Copy out every line containing the word "this".

━━━

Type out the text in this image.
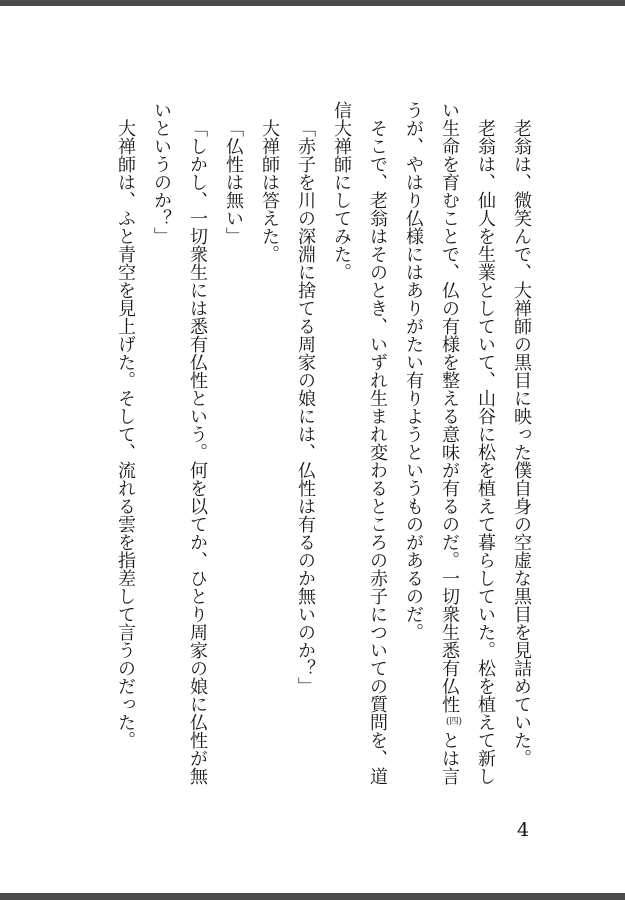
老翁は、微笑んで、大禅師の黒目に映った僕自身の空虚な黒目を見詰めていた。
老翁は、仙人を生業としていて、山谷に松を植えて暮らしていた。松を植えて新し
い生命を育むことで、仏の有様を整える意味が有るのだ。一切衆生悉有仏性(四)とは言
うが、やはり仏様にはありがたい有りようというものがあるのだ。
そこで、老翁はそのとき、いずれ生まれ変わるところの赤子についての質問を、道
信大禅師にしてみた。
「赤子を川の深淵に捨てる周家の娘には、仏性は有るのか無いのか？」
大禅師は答えた。
「仏性は無い」
「しかし、一切衆生には悉有仏性という。何を以てか、ひとり周家の娘に仏性が無
いというのか？」
大禅師は、ふと青空を見上げた。そして、流れる雲を指差して言うのだった。
4
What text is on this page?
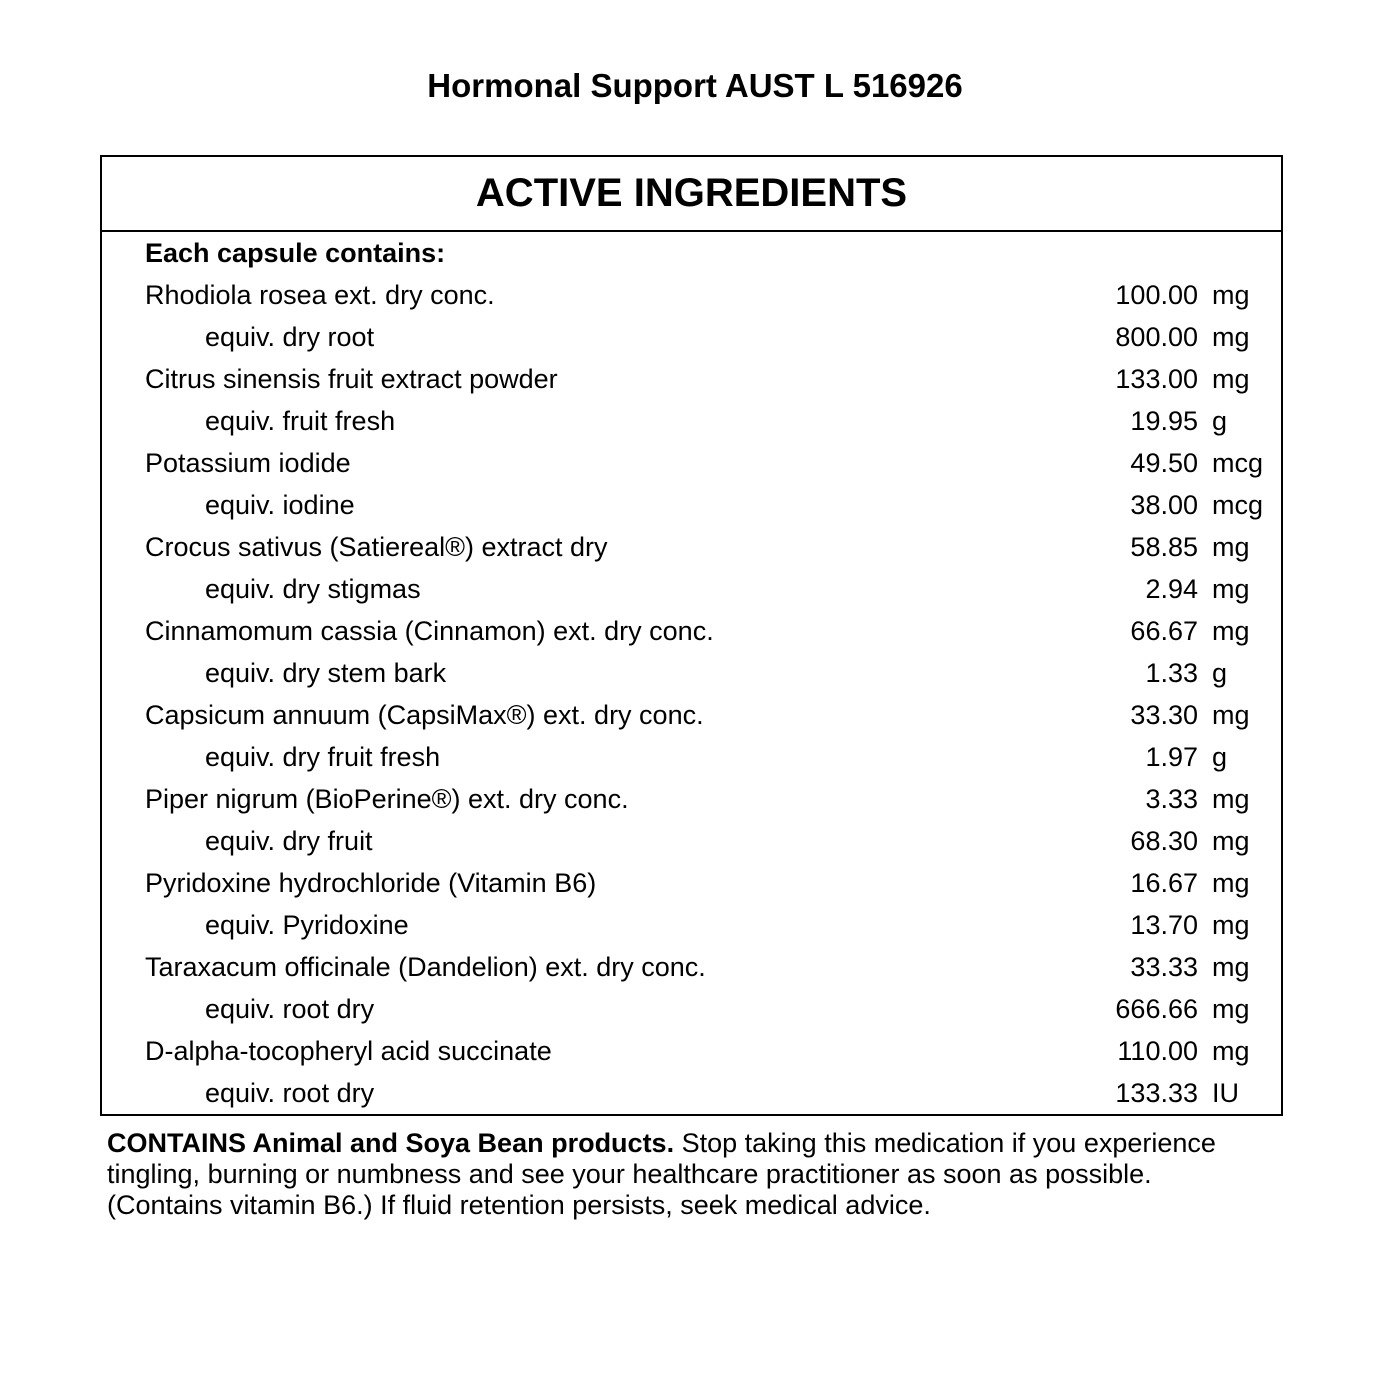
Hormonal Support AUST L 516926
ACTIVE INGREDIENTS
Each capsule contains:
Rhodiola rosea ext. dry conc.	100.00 mg
equiv. dry root	800.00 mg
Citrus sinensis fruit extract powder	133.00 mg
equiv. fruit fresh	19.95 g
Potassium iodide	49.50 mcg
equiv. iodine	38.00 mcg
Crocus sativus (Satiereal®) extract dry	58.85 mg
equiv. dry stigmas	2.94 mg
Cinnamomum cassia (Cinnamon) ext. dry conc.	66.67 mg
equiv. dry stem bark	1.33 g
Capsicum annuum (CapsiMax®) ext. dry conc.	33.30 mg
equiv. dry fruit fresh	1.97 g
Piper nigrum (BioPerine®) ext. dry conc.	3.33 mg
equiv. dry fruit	68.30 mg
Pyridoxine hydrochloride (Vitamin B6)	16.67 mg
equiv. Pyridoxine	13.70 mg
Taraxacum officinale (Dandelion) ext. dry conc.	33.33 mg
equiv. root dry	666.66 mg
D-alpha-tocopheryl acid succinate	110.00 mg
equiv. root dry	133.33 IU

CONTAINS Animal and Soya Bean products. Stop taking this medication if you experience tingling, burning or numbness and see your healthcare practitioner as soon as possible. (Contains vitamin B6.) If fluid retention persists, seek medical advice.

━━━

RESULT:
Type out the text in this image.
What text is on this page?
CONTAINS Animal and Soya Bean products. Stop taking this medication if you experience tingling, burning or numbness and see your healthcare practitioner as soon as possible. (Contains vitamin B6.) If fluid retention persists, seek medical advice.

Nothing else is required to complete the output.